Chart and figure data
·····
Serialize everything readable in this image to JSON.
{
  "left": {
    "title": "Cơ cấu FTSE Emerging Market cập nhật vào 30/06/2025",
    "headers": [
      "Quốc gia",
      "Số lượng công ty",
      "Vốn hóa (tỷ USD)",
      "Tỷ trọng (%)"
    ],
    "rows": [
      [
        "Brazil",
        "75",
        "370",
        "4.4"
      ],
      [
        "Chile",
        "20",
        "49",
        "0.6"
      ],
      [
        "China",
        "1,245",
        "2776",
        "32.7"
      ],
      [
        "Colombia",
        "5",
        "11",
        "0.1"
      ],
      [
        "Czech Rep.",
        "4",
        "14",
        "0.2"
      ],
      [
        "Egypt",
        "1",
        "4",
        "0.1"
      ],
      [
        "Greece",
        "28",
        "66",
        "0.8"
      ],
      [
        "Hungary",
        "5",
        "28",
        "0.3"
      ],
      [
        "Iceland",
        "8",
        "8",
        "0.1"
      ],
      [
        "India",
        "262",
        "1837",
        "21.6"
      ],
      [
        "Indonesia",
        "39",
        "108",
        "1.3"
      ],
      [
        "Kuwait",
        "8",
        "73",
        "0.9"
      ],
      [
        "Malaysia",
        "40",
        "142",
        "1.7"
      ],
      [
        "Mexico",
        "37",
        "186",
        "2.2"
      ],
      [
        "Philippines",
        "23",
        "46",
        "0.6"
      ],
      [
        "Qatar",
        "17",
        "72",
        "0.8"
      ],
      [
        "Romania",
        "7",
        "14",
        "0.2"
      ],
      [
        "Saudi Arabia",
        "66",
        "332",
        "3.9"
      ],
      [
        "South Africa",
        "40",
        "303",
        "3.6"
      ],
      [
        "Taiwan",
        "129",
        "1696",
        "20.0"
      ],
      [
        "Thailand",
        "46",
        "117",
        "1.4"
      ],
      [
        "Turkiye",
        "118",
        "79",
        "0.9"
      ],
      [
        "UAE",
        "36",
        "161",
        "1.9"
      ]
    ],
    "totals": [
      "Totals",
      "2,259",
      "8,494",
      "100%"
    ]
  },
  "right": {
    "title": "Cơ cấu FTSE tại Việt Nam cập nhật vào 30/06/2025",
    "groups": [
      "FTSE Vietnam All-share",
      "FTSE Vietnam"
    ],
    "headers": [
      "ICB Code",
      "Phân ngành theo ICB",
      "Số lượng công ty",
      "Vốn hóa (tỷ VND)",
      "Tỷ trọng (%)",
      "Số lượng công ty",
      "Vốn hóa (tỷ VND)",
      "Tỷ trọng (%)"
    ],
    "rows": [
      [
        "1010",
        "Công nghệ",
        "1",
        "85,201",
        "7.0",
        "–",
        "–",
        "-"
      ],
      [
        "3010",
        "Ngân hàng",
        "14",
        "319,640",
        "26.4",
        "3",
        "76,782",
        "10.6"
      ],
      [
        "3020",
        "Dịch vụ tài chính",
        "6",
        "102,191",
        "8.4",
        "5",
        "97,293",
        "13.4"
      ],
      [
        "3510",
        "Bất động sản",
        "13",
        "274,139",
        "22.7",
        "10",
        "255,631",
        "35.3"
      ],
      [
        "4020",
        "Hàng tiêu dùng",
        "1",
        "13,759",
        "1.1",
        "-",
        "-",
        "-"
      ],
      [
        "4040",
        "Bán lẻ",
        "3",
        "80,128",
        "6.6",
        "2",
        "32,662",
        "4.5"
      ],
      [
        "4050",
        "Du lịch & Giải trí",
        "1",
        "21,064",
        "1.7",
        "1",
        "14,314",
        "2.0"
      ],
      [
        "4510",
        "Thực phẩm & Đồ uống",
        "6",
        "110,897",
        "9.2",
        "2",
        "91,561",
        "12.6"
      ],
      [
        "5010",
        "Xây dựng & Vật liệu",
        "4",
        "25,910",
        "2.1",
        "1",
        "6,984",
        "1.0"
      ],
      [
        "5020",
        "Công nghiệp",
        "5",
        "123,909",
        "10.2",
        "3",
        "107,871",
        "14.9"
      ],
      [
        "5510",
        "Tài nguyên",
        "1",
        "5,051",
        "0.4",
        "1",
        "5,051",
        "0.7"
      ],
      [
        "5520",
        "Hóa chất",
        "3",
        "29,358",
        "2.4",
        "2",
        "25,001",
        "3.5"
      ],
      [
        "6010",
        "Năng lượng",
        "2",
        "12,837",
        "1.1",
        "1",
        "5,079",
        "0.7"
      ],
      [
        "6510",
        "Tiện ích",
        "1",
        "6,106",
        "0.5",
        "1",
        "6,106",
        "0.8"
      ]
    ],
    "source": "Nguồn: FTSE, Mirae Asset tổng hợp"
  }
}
·····
## GIVEN PROBLEM
Tally the lines of the listing in which the word "Vietnam" occurs, and state the total alone.

## WRITTEN RESPONSE
2